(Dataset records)
§
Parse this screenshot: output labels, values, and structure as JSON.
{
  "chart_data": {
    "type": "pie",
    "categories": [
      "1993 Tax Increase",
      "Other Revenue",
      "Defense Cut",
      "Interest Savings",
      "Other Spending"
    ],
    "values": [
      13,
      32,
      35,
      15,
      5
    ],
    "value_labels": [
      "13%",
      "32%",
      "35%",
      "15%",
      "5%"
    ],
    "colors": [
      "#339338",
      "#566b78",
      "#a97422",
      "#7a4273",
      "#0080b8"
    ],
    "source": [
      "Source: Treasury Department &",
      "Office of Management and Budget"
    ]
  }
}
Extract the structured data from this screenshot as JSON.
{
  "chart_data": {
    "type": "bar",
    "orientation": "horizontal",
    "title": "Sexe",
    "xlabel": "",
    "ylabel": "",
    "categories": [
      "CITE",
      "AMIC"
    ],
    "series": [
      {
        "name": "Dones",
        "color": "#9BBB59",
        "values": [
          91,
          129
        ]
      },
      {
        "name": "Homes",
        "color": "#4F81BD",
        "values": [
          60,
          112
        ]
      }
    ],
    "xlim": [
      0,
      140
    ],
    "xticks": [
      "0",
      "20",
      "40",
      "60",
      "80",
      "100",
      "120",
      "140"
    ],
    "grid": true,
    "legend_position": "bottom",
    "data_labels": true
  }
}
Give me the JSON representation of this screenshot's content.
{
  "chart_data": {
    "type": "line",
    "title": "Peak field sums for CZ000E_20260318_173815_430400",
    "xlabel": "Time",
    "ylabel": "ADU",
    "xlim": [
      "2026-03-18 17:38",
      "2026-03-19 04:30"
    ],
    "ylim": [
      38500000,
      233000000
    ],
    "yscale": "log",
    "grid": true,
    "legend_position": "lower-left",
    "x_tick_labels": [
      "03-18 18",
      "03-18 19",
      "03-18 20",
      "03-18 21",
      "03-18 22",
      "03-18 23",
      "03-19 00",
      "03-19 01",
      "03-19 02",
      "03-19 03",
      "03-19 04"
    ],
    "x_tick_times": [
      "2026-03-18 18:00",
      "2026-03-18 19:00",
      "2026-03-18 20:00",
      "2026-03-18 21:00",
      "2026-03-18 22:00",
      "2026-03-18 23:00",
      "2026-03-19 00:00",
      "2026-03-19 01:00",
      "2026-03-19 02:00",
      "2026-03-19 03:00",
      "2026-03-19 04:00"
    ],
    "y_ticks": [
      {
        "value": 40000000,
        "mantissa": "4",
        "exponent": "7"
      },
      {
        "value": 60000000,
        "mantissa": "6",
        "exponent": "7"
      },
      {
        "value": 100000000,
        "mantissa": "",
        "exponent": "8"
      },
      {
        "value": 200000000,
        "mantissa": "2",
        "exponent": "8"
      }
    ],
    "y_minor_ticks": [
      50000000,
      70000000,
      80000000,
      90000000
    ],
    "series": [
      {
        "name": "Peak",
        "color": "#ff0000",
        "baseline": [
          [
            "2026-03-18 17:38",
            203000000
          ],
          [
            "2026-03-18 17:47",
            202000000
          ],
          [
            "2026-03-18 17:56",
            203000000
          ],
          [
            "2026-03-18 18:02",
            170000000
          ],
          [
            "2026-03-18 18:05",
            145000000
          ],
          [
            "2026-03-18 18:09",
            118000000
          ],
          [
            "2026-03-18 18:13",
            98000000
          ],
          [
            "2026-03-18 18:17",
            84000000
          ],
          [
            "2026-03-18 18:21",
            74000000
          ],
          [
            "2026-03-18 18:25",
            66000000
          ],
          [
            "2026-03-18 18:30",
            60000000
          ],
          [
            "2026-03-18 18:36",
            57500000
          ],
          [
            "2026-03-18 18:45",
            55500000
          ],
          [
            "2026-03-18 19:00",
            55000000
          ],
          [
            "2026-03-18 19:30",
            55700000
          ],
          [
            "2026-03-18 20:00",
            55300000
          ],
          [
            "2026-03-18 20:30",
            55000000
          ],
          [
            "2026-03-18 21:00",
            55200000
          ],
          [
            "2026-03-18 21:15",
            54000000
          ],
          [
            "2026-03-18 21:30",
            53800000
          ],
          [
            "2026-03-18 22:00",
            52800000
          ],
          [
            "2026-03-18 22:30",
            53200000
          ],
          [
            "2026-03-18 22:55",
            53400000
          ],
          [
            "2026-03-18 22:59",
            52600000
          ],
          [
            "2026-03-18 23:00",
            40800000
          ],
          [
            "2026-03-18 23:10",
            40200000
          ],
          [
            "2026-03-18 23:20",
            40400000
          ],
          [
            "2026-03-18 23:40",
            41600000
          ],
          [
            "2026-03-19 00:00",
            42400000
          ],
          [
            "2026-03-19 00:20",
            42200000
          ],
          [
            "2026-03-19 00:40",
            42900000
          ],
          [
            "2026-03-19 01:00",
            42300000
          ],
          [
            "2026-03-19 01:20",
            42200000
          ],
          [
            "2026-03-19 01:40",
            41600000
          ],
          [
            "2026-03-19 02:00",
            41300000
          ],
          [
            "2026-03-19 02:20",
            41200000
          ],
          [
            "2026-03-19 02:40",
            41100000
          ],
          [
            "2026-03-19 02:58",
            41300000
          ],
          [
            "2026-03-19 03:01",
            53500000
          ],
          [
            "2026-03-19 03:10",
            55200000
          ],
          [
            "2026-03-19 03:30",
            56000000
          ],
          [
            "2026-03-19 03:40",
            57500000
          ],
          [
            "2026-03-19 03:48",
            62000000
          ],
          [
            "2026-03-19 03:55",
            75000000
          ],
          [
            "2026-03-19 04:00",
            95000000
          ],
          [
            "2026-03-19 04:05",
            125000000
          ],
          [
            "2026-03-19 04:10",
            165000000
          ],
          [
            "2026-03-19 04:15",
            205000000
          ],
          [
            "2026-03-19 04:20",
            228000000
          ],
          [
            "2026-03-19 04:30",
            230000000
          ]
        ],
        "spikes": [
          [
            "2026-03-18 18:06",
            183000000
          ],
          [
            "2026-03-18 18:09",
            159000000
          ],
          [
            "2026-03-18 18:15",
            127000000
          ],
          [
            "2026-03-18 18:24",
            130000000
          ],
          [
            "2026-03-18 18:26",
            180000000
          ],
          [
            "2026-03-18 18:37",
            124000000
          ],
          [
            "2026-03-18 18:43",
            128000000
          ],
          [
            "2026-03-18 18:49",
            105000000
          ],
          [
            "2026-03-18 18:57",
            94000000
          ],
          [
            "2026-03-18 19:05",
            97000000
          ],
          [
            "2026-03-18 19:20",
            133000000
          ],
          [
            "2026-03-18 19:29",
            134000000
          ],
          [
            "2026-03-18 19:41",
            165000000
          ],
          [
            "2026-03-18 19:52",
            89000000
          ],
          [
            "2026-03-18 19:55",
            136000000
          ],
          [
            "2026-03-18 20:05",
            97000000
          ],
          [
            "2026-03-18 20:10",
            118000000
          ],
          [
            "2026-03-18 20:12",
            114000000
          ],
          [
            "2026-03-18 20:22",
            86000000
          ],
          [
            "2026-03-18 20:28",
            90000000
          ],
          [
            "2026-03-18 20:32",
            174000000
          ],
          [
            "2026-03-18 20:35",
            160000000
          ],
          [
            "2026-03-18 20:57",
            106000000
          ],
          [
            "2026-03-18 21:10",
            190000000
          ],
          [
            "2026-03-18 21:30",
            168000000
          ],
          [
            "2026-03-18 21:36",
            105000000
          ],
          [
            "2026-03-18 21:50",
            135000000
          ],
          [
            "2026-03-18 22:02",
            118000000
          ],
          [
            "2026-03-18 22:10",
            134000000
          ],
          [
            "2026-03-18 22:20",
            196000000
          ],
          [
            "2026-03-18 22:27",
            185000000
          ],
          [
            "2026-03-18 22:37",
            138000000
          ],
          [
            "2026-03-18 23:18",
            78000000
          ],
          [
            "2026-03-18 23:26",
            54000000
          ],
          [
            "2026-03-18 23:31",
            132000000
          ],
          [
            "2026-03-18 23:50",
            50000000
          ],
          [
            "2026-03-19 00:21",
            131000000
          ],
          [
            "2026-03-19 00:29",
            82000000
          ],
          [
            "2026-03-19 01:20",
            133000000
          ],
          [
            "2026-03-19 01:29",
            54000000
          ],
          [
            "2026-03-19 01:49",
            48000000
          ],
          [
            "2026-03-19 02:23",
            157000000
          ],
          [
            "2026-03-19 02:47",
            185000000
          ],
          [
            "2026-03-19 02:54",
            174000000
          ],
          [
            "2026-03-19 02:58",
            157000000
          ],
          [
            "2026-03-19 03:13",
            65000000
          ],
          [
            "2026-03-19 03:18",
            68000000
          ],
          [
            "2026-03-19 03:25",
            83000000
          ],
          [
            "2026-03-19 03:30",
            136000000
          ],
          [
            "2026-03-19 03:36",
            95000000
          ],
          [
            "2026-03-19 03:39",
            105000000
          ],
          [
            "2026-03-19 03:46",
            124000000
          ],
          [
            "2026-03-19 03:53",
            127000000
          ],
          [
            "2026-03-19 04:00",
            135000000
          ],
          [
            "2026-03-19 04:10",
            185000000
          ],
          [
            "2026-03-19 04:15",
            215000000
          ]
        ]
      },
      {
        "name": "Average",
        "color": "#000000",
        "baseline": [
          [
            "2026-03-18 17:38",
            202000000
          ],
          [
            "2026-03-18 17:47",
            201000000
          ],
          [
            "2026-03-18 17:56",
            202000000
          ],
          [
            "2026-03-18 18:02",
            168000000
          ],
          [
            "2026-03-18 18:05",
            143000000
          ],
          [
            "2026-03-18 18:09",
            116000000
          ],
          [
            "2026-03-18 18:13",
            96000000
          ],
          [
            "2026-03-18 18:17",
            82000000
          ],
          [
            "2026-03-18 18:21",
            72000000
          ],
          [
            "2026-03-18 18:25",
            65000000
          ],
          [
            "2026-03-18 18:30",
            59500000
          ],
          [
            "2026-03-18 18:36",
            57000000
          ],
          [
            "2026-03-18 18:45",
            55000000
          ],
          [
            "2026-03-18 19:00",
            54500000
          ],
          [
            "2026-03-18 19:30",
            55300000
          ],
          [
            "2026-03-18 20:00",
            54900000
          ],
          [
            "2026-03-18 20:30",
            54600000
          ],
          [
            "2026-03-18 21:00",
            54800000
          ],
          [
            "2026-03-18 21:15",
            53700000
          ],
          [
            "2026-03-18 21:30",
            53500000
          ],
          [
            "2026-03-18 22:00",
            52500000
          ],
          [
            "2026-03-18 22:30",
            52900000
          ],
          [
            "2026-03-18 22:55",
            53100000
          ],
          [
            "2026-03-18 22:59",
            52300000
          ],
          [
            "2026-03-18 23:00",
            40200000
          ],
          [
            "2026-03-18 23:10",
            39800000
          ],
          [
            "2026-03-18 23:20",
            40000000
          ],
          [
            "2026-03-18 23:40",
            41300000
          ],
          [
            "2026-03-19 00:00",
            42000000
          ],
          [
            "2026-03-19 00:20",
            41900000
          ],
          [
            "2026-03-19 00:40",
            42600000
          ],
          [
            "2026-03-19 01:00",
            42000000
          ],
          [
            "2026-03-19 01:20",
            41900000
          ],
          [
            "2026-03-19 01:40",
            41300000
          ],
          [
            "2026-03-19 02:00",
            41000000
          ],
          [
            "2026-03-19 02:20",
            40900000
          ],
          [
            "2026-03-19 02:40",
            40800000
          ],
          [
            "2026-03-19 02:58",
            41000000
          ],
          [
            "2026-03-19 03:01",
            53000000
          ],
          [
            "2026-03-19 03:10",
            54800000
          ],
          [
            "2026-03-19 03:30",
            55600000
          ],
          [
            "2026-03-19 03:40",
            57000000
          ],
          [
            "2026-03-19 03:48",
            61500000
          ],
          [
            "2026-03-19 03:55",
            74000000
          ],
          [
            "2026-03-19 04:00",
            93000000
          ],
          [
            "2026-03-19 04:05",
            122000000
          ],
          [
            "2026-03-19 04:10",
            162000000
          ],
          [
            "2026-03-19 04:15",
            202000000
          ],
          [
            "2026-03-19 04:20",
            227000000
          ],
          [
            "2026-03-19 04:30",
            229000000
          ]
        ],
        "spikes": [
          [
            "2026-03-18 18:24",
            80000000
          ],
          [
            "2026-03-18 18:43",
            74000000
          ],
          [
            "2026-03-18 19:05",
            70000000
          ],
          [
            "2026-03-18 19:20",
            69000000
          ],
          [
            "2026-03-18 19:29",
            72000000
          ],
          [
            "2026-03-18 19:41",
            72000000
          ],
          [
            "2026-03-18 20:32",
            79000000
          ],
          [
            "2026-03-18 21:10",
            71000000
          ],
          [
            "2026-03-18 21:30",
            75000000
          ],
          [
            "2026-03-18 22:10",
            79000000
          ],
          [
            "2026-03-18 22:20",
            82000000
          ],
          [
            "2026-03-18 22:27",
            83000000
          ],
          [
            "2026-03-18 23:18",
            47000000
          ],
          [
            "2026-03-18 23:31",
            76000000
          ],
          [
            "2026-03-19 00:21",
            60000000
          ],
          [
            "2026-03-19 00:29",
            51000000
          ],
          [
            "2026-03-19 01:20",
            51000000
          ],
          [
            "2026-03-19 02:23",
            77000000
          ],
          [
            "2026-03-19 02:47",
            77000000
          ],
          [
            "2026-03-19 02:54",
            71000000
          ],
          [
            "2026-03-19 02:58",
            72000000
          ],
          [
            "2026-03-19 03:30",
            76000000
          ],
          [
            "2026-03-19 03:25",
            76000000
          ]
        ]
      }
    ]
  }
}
§
● PROMPT
Look through the entries and return every line where "this" appears.

● RESULT
Parse this screenshot: output labels, values, and structure as JSON.
Extract the structured data from this screenshot as JSON.
Give me the JSON representation of this screenshot's content.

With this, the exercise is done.